Set down each entry from the block beneath, exactly as written.
::: RECORDS PROVIDED :::
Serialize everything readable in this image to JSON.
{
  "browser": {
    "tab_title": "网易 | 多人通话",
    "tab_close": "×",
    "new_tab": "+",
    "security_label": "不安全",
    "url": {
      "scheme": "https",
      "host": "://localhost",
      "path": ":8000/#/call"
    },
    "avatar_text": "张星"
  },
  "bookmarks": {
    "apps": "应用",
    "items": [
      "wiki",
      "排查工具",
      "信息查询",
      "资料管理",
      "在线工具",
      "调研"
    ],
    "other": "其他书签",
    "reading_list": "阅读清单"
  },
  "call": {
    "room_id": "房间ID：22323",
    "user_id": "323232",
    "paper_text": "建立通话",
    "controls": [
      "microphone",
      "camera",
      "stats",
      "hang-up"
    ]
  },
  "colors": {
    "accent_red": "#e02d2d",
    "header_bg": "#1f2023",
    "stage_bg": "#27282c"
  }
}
:::
▸ COMPLETE OUTPUT
Serialize everything readable in this image to JSON.
{
  "browser": {
    "tab_title": "网易 | 多人通话",
    "tab_close": "×",
    "new_tab": "+",
    "security_label": "不安全",
    "url": {
      "scheme": "https",
      "host": "://localhost",
      "path": ":8000/#/call"
    },
    "avatar_text": "张星"
  },
  "bookmarks": {
    "apps": "应用",
    "items": [
      "wiki",
      "排查工具",
      "信息查询",
      "资料管理",
      "在线工具",
      "调研"
    ],
    "other": "其他书签",
    "reading_list": "阅读清单"
  },
  "call": {
    "room_id": "房间ID：22323",
    "user_id": "323232",
    "paper_text": "建立通话",
    "controls": [
      "microphone",
      "camera",
      "stats",
      "hang-up"
    ]
  },
  "colors": {
    "accent_red": "#e02d2d",
    "header_bg": "#1f2023",
    "stage_bg": "#27282c"
  }
}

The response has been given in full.